Without including the pictures, copy out every line below.

▸ Raw records:
────────────────────────────────────────

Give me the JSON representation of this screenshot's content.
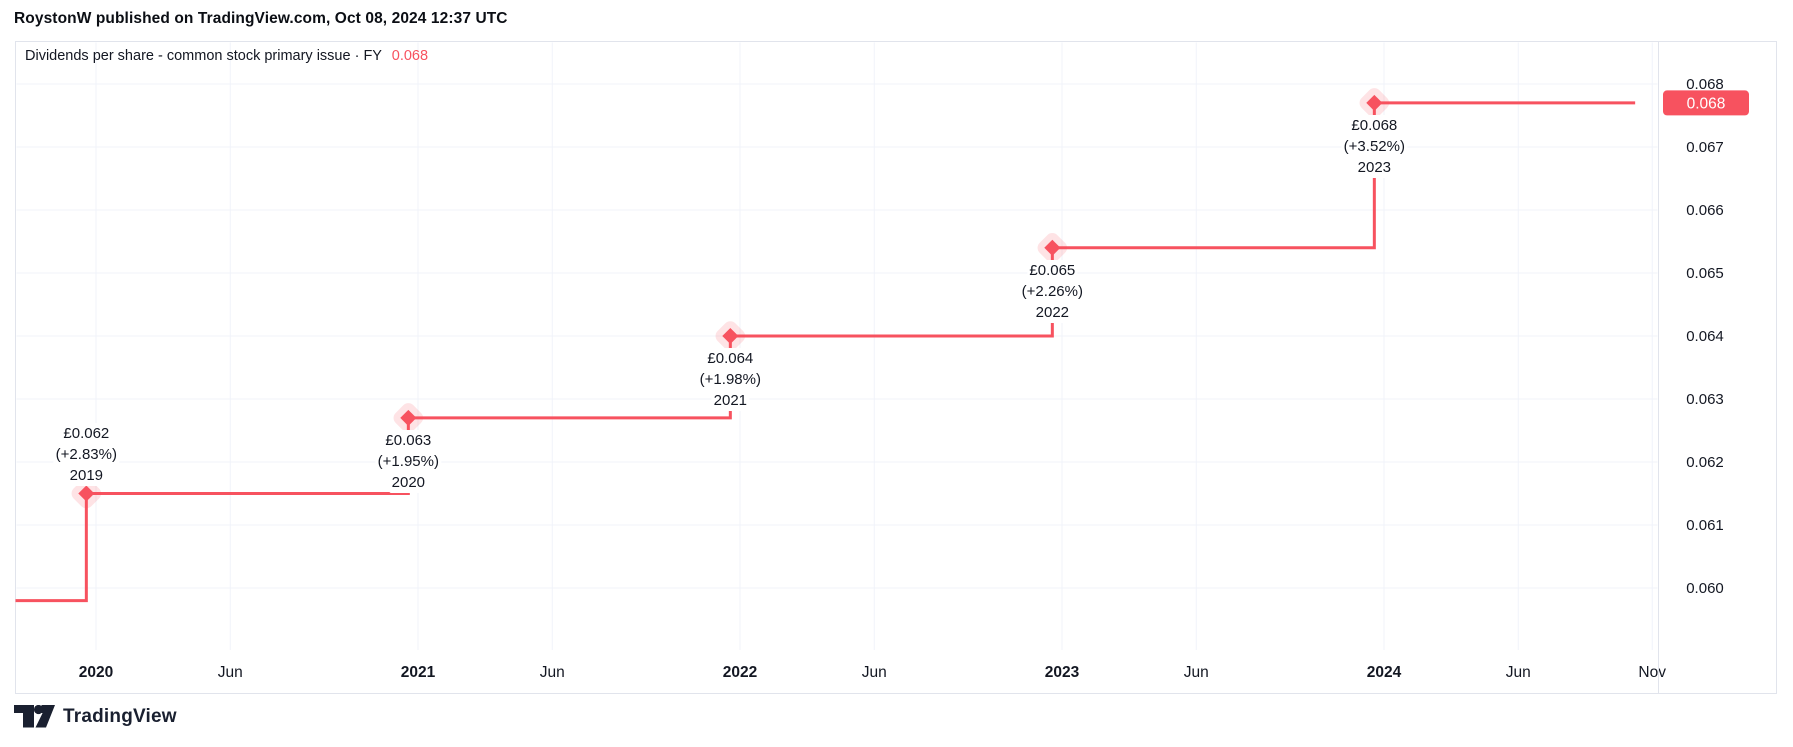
{
  "header": {
    "attribution": "RoystonW published on TradingView.com, Oct 08, 2024 12:37 UTC"
  },
  "chart": {
    "title": "Dividends per share - common stock primary issue · FY",
    "current_value": "0.068"
  },
  "chart_data": {
    "type": "line",
    "subtype": "step-line-with-diamond-markers",
    "title": "Dividends per share - common stock primary issue · FY",
    "xlabel": "",
    "ylabel": "",
    "ylim": [
      0.06,
      0.068
    ],
    "grid": true,
    "legend_position": "top-left-inline",
    "currency": "GBP",
    "points": [
      {
        "fiscal_year": "2019",
        "x_year": 2019.97,
        "value": 0.0615,
        "label_value": "£0.062",
        "label_change": "(+2.83%)",
        "label_side": "above"
      },
      {
        "fiscal_year": "2020",
        "x_year": 2020.97,
        "value": 0.0627,
        "label_value": "£0.063",
        "label_change": "(+1.95%)",
        "label_side": "below"
      },
      {
        "fiscal_year": "2021",
        "x_year": 2021.97,
        "value": 0.064,
        "label_value": "£0.064",
        "label_change": "(+1.98%)",
        "label_side": "below"
      },
      {
        "fiscal_year": "2022",
        "x_year": 2022.97,
        "value": 0.0654,
        "label_value": "£0.065",
        "label_change": "(+2.26%)",
        "label_side": "below"
      },
      {
        "fiscal_year": "2023",
        "x_year": 2023.97,
        "value": 0.0677,
        "label_value": "£0.068",
        "label_change": "(+3.52%)",
        "label_side": "below"
      }
    ],
    "leadin_value": 0.0598,
    "line_end_x_year": 2024.78,
    "y_axis": {
      "ticks": [
        0.068,
        0.067,
        0.066,
        0.065,
        0.064,
        0.063,
        0.062,
        0.061,
        0.06
      ],
      "tick_labels": [
        "0.068",
        "0.067",
        "0.066",
        "0.065",
        "0.064",
        "0.063",
        "0.062",
        "0.061",
        "0.060"
      ],
      "last_price_label": "0.068"
    },
    "x_axis": {
      "ticks": [
        {
          "x_year": 2020.0,
          "label": "2020",
          "major": true
        },
        {
          "x_year": 2020.417,
          "label": "Jun",
          "major": false
        },
        {
          "x_year": 2021.0,
          "label": "2021",
          "major": true
        },
        {
          "x_year": 2021.417,
          "label": "Jun",
          "major": false
        },
        {
          "x_year": 2022.0,
          "label": "2022",
          "major": true
        },
        {
          "x_year": 2022.417,
          "label": "Jun",
          "major": false
        },
        {
          "x_year": 2023.0,
          "label": "2023",
          "major": true
        },
        {
          "x_year": 2023.417,
          "label": "Jun",
          "major": false
        },
        {
          "x_year": 2024.0,
          "label": "2024",
          "major": true
        },
        {
          "x_year": 2024.417,
          "label": "Jun",
          "major": false
        },
        {
          "x_year": 2024.833,
          "label": "Nov",
          "major": false
        }
      ]
    }
  },
  "footer": {
    "brand": "TradingView"
  },
  "colors": {
    "accent": "#F7525F",
    "marker_halo": "rgba(247,82,95,0.16)",
    "grid": "#F0F3FA",
    "frame": "#E1E4EC",
    "text": "#131722",
    "badge_text": "#FFFFFF"
  }
}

────────────────────────────────────────

▸ Task answer:
Give me the JSON representation of this screenshot's content.
{
  "header": {
    "attribution": "RoystonW published on TradingView.com, Oct 08, 2024 12:37 UTC"
  },
  "chart": {
    "title": "Dividends per share - common stock primary issue · FY",
    "current_value": "0.068"
  },
  "chart_data": {
    "type": "line",
    "subtype": "step-line-with-diamond-markers",
    "title": "Dividends per share - common stock primary issue · FY",
    "xlabel": "",
    "ylabel": "",
    "ylim": [
      0.06,
      0.068
    ],
    "grid": true,
    "legend_position": "top-left-inline",
    "currency": "GBP",
    "points": [
      {
        "fiscal_year": "2019",
        "x_year": 2019.97,
        "value": 0.0615,
        "label_value": "£0.062",
        "label_change": "(+2.83%)",
        "label_side": "above"
      },
      {
        "fiscal_year": "2020",
        "x_year": 2020.97,
        "value": 0.0627,
        "label_value": "£0.063",
        "label_change": "(+1.95%)",
        "label_side": "below"
      },
      {
        "fiscal_year": "2021",
        "x_year": 2021.97,
        "value": 0.064,
        "label_value": "£0.064",
        "label_change": "(+1.98%)",
        "label_side": "below"
      },
      {
        "fiscal_year": "2022",
        "x_year": 2022.97,
        "value": 0.0654,
        "label_value": "£0.065",
        "label_change": "(+2.26%)",
        "label_side": "below"
      },
      {
        "fiscal_year": "2023",
        "x_year": 2023.97,
        "value": 0.0677,
        "label_value": "£0.068",
        "label_change": "(+3.52%)",
        "label_side": "below"
      }
    ],
    "leadin_value": 0.0598,
    "line_end_x_year": 2024.78,
    "y_axis": {
      "ticks": [
        0.068,
        0.067,
        0.066,
        0.065,
        0.064,
        0.063,
        0.062,
        0.061,
        0.06
      ],
      "tick_labels": [
        "0.068",
        "0.067",
        "0.066",
        "0.065",
        "0.064",
        "0.063",
        "0.062",
        "0.061",
        "0.060"
      ],
      "last_price_label": "0.068"
    },
    "x_axis": {
      "ticks": [
        {
          "x_year": 2020.0,
          "label": "2020",
          "major": true
        },
        {
          "x_year": 2020.417,
          "label": "Jun",
          "major": false
        },
        {
          "x_year": 2021.0,
          "label": "2021",
          "major": true
        },
        {
          "x_year": 2021.417,
          "label": "Jun",
          "major": false
        },
        {
          "x_year": 2022.0,
          "label": "2022",
          "major": true
        },
        {
          "x_year": 2022.417,
          "label": "Jun",
          "major": false
        },
        {
          "x_year": 2023.0,
          "label": "2023",
          "major": true
        },
        {
          "x_year": 2023.417,
          "label": "Jun",
          "major": false
        },
        {
          "x_year": 2024.0,
          "label": "2024",
          "major": true
        },
        {
          "x_year": 2024.417,
          "label": "Jun",
          "major": false
        },
        {
          "x_year": 2024.833,
          "label": "Nov",
          "major": false
        }
      ]
    }
  },
  "footer": {
    "brand": "TradingView"
  },
  "colors": {
    "accent": "#F7525F",
    "marker_halo": "rgba(247,82,95,0.16)",
    "grid": "#F0F3FA",
    "frame": "#E1E4EC",
    "text": "#131722",
    "badge_text": "#FFFFFF"
  }
}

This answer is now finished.